Document structure recognition data
------------------------------------------------
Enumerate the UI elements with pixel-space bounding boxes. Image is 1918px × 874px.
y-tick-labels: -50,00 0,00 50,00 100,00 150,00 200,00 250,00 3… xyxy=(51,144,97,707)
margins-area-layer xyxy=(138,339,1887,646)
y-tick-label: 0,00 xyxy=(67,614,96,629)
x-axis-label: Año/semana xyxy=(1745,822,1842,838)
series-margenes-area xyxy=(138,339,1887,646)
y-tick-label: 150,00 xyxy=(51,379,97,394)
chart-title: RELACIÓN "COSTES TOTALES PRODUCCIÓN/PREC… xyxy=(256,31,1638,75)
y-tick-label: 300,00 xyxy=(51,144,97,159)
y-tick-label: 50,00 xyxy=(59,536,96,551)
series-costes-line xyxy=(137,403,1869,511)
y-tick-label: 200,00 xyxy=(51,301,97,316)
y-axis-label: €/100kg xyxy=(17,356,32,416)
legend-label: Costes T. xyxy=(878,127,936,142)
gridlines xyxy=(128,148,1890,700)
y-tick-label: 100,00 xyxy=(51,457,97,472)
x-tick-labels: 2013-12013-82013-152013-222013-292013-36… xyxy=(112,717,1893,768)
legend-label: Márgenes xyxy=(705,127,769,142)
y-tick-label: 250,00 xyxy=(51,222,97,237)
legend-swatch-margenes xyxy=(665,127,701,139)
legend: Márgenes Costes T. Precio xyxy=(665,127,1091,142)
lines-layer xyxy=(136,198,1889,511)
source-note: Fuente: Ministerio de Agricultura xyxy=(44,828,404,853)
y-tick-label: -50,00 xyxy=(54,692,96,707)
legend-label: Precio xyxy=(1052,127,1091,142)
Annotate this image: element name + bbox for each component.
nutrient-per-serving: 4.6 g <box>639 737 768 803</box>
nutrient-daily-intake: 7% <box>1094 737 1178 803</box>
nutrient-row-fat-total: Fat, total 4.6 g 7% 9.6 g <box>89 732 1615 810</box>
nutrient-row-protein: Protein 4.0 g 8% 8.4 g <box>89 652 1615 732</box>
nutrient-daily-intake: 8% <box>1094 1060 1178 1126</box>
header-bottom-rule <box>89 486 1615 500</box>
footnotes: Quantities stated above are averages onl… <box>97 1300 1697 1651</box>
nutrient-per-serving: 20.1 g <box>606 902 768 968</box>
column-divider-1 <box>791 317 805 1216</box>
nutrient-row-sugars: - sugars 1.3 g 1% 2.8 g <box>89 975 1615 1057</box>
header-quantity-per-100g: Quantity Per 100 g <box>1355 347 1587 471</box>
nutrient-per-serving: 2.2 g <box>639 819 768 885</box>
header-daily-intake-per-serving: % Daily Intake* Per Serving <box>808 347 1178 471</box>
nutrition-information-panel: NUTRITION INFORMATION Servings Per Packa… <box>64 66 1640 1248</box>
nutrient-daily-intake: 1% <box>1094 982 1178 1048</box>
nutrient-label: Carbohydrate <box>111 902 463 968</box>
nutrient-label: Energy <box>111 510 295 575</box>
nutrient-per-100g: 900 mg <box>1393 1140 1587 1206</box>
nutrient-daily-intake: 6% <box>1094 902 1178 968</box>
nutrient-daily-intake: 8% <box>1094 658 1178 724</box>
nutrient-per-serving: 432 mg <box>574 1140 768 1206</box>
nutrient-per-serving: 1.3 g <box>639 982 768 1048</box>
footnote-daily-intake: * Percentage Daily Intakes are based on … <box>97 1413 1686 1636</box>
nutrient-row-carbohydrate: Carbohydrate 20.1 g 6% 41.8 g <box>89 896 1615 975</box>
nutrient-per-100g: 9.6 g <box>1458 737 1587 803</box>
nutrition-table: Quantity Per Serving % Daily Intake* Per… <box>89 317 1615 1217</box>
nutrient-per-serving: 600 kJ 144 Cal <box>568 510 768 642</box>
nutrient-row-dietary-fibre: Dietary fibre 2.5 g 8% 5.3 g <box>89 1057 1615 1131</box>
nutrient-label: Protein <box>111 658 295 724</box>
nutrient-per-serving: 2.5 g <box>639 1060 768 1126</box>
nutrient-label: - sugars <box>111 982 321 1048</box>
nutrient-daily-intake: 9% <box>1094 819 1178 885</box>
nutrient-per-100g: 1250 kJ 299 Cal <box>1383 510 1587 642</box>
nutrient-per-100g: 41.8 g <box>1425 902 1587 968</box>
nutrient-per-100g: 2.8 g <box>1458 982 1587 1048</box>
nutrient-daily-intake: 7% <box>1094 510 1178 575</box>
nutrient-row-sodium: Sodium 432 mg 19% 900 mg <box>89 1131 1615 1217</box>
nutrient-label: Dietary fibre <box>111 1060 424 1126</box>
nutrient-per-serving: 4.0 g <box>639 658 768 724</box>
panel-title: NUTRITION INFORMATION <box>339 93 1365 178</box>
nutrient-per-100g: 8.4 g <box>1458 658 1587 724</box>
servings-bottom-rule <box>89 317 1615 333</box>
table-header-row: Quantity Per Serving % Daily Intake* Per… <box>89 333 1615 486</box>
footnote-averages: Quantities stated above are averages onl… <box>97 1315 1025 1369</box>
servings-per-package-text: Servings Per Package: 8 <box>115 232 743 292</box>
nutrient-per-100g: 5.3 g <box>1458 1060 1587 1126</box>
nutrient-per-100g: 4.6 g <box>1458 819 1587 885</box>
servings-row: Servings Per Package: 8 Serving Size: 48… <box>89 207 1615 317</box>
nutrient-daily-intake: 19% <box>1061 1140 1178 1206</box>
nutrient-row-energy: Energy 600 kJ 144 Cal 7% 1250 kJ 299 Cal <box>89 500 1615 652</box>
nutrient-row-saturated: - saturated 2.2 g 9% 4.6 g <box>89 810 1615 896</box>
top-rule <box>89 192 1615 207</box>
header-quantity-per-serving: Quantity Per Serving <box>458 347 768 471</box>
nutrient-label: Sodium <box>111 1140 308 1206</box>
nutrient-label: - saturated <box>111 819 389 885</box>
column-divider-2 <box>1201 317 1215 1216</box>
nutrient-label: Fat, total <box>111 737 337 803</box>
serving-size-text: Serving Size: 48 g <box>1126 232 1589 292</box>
------------------------------------------------
▶ [Aim of the task]: Lines in the records above that carry the word "sugars" are to be located and copied.

▶ [Exercise result]:
nutrient-row-sugars: - sugars 1.3 g 1% 2.8 g <box>89 975 1615 1057</box>
nutrient-label: - sugars <box>111 982 321 1048</box>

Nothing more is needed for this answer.